# Problem to solve:
Reproduce the lines from the very first one through the line containing "followed by xyxy=(x0,y0,x1,y1).", both included, word for word. Leave out the pictures.

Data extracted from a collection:
····················

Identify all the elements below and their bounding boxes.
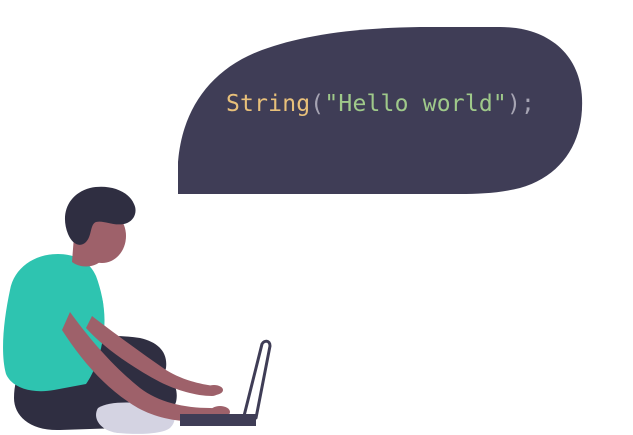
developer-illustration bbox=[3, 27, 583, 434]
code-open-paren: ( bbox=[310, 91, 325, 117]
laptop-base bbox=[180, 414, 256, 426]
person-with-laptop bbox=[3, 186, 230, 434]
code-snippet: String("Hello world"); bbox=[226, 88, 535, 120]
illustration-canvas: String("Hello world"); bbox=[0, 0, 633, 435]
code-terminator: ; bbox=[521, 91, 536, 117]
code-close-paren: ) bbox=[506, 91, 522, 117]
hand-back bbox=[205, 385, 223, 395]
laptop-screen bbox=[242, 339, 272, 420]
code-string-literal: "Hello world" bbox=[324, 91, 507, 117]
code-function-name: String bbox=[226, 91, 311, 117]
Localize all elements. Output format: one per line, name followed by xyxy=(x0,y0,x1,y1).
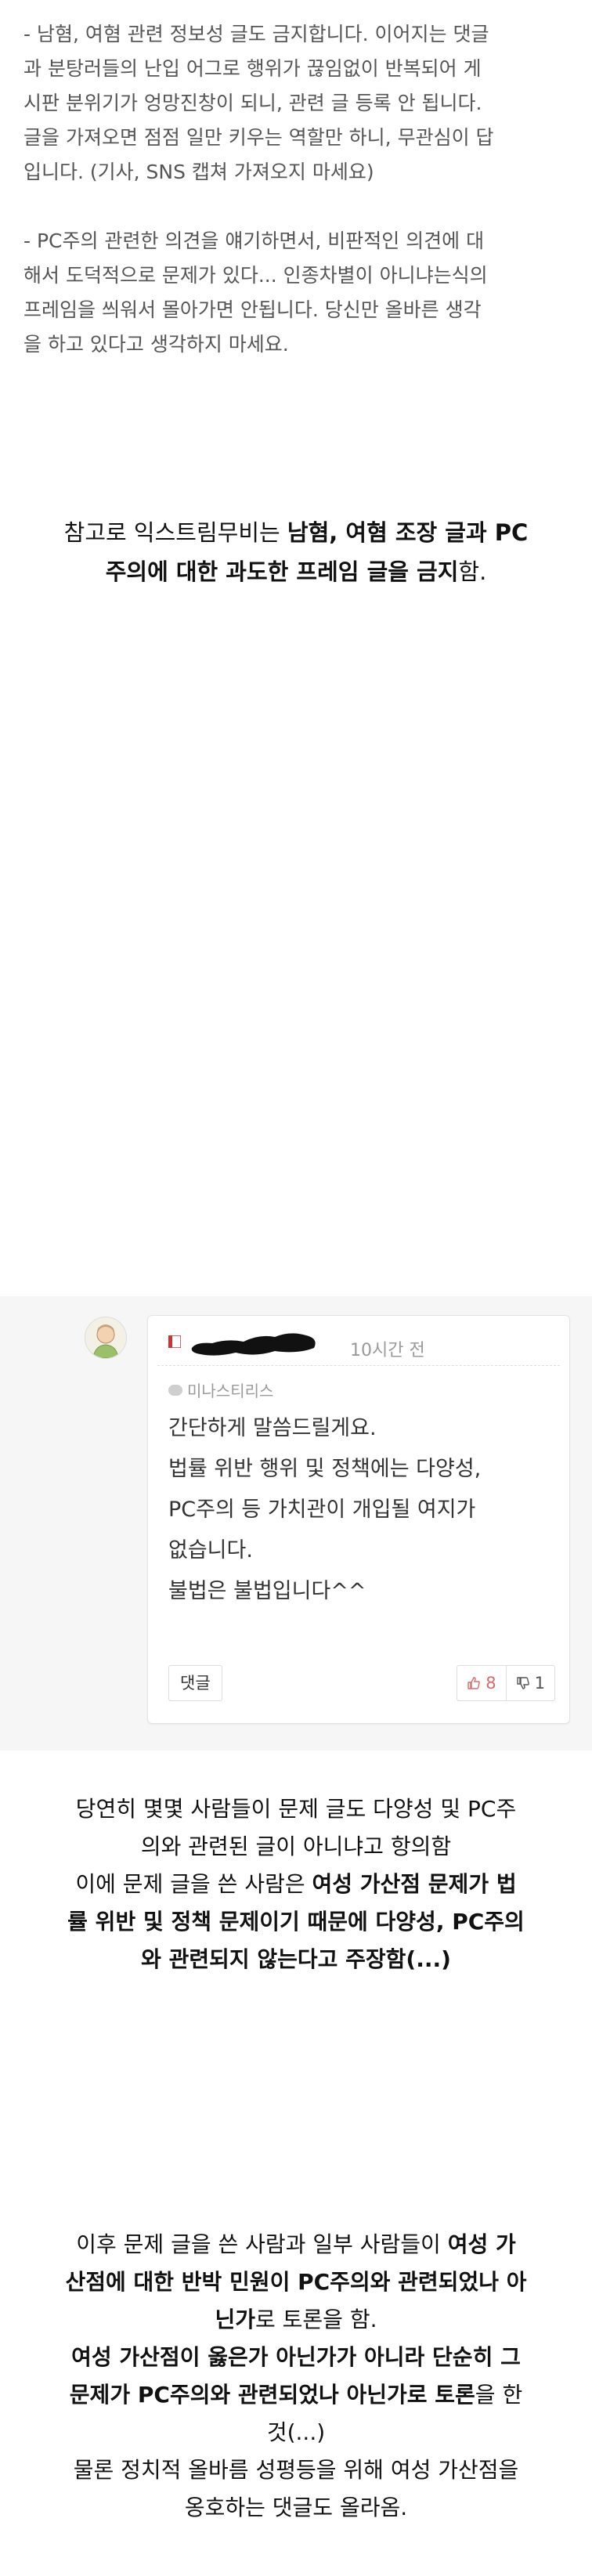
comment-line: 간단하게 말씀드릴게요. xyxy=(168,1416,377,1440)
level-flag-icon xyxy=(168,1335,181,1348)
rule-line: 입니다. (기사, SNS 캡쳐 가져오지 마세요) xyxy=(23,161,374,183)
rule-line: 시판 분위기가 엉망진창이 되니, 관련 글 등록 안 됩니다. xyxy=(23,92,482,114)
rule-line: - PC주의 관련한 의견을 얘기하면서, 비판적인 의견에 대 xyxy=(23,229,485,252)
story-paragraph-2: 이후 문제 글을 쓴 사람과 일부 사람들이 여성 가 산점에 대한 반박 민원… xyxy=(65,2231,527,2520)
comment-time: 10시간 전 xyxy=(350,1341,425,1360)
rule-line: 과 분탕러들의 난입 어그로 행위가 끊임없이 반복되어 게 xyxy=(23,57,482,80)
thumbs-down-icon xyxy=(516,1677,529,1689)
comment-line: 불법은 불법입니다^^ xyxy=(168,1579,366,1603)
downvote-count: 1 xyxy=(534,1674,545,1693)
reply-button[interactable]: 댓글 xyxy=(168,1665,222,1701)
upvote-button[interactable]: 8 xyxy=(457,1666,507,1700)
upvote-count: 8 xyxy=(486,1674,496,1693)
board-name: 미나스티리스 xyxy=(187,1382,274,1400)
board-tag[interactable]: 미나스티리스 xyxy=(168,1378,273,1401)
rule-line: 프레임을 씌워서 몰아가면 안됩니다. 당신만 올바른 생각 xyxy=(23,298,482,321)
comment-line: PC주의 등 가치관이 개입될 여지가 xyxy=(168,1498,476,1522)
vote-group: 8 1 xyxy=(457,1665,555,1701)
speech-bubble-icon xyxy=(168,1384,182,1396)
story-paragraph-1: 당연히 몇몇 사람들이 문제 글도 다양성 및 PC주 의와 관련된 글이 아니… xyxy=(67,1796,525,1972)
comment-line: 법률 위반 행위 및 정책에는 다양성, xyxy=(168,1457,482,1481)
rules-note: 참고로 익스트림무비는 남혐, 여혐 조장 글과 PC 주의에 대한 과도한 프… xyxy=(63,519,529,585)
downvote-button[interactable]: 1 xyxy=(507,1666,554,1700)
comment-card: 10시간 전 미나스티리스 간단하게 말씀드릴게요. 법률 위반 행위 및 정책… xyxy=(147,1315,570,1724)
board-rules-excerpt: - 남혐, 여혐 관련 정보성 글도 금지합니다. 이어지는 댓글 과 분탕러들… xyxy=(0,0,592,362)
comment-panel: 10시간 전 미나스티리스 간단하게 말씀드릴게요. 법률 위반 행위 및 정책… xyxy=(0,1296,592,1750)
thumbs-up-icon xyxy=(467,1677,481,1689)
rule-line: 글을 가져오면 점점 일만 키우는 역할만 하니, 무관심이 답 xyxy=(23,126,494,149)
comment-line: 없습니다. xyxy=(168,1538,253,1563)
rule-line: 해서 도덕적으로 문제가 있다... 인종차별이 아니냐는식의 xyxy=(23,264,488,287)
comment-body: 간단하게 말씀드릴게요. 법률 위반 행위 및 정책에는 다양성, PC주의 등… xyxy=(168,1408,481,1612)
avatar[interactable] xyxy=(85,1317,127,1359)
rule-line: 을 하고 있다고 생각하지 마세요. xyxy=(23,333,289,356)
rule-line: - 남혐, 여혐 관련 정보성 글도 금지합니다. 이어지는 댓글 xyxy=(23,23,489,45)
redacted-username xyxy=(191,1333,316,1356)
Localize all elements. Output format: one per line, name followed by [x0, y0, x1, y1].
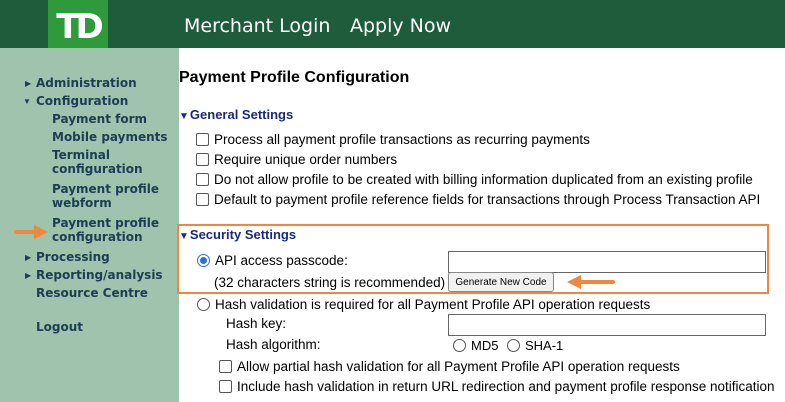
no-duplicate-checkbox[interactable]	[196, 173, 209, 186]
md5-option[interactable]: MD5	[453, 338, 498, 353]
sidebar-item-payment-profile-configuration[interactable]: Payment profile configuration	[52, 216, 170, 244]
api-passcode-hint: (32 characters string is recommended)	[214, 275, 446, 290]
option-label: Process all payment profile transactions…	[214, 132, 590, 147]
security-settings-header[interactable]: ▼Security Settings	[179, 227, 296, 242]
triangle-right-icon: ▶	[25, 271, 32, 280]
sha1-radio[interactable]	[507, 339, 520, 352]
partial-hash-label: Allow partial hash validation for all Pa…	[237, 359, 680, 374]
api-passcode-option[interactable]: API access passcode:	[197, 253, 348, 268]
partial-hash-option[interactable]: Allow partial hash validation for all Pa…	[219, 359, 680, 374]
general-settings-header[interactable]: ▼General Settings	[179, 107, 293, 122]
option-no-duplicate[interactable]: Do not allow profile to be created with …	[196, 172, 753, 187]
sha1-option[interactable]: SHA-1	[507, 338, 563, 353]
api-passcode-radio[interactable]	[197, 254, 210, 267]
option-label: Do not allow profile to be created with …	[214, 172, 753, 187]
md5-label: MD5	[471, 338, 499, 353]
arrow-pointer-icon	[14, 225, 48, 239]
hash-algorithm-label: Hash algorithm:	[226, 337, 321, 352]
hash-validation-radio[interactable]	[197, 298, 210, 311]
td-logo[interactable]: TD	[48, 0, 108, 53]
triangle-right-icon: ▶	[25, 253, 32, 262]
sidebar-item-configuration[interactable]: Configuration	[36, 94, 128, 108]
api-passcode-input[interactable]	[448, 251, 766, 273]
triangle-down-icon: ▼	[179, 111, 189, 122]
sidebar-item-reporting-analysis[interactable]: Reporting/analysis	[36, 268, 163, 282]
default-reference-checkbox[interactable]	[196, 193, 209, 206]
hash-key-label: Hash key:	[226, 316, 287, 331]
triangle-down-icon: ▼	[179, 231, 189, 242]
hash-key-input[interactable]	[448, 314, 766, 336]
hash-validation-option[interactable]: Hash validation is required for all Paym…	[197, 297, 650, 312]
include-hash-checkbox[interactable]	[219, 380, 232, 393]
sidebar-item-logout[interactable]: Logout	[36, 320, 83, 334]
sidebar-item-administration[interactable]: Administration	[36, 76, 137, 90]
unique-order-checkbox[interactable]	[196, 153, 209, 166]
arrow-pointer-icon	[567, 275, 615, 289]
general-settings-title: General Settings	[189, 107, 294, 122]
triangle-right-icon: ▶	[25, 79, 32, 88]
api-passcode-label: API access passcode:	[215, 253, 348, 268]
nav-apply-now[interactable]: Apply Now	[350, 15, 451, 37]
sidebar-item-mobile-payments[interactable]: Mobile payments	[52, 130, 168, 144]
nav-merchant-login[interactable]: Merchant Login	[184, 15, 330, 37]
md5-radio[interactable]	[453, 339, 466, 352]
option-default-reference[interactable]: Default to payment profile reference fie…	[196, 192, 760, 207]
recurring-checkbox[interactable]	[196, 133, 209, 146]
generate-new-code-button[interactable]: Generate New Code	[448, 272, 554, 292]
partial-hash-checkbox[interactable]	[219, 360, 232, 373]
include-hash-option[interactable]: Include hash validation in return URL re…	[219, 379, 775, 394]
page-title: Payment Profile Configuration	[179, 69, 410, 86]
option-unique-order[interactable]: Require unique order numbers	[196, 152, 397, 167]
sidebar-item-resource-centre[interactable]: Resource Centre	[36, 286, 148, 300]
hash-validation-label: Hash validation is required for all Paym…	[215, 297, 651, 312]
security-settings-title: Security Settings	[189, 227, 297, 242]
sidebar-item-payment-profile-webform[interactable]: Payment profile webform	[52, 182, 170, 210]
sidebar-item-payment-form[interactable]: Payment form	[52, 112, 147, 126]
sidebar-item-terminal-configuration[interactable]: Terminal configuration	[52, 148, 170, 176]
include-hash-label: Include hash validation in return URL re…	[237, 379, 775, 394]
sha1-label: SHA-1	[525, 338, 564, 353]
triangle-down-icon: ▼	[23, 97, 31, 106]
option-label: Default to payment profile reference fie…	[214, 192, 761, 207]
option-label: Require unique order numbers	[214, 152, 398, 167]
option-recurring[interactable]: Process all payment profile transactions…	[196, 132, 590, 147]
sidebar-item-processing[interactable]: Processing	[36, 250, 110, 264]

····················

# Task output:
Identify all the elements below and their bounding boxes.
developer-illustration bbox=[3, 27, 583, 434]
code-open-paren: ( bbox=[310, 91, 325, 117]
laptop-base bbox=[180, 414, 256, 426]
person-with-laptop bbox=[3, 186, 230, 434]
code-snippet: String("Hello world"); bbox=[226, 88, 535, 120]
illustration-canvas: String("Hello world"); bbox=[0, 0, 633, 435]
code-terminator: ; bbox=[521, 91, 536, 117]
code-close-paren: ) bbox=[506, 91, 522, 117]
hand-back bbox=[205, 385, 223, 395]
laptop-screen bbox=[242, 339, 272, 420]
code-string-literal: "Hello world" bbox=[324, 91, 507, 117]
code-function-name: String bbox=[226, 91, 311, 117]
Localize all elements. Output format: one per line, name followed by xyxy=(x0,y0,x1,y1).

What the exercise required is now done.